### Material to process
* begin *

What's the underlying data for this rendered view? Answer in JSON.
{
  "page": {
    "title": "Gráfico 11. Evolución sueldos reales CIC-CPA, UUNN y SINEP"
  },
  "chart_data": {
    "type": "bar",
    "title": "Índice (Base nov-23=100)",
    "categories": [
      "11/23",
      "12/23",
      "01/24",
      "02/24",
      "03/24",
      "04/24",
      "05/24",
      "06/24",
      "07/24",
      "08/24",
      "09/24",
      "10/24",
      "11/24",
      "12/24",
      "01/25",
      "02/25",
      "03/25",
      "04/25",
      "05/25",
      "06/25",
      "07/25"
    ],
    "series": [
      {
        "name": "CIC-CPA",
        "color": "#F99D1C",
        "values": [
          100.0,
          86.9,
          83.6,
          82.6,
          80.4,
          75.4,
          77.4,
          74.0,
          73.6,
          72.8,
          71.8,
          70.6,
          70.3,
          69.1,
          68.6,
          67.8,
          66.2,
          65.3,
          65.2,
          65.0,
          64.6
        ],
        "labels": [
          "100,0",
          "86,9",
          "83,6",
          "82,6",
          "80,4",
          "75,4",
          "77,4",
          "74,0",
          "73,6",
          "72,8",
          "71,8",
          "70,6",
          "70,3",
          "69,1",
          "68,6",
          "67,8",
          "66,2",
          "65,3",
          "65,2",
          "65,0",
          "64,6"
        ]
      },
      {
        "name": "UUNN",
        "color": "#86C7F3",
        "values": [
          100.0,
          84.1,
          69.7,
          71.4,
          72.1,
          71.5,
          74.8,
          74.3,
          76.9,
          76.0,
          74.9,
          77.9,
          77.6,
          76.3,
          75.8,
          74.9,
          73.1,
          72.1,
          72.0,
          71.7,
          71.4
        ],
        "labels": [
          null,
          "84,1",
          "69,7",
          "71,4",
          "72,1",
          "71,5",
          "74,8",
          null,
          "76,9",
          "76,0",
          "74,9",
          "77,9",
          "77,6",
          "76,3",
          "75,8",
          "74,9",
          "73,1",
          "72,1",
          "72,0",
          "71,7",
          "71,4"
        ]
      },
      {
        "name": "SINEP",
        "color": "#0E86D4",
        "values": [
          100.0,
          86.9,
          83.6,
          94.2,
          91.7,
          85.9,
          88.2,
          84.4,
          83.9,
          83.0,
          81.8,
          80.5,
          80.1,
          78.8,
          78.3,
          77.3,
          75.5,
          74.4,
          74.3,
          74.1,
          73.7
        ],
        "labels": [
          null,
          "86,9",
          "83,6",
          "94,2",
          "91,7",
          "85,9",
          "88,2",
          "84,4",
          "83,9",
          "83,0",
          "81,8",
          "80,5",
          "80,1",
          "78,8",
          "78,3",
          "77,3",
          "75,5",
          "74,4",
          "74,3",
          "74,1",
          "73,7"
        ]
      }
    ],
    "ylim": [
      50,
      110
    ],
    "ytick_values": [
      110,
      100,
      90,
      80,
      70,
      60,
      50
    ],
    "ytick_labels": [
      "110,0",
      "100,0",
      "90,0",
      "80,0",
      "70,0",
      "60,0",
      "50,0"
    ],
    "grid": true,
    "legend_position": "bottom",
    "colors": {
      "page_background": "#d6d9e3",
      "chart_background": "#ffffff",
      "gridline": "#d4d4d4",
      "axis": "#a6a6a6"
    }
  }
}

* end *

Copy out all lines from the material above that contain the string "SINEP".

    "title": "Gráfico 11. Evolución sueldos reales CIC-CPA, UUNN y SINEP"
        "name": "SINEP",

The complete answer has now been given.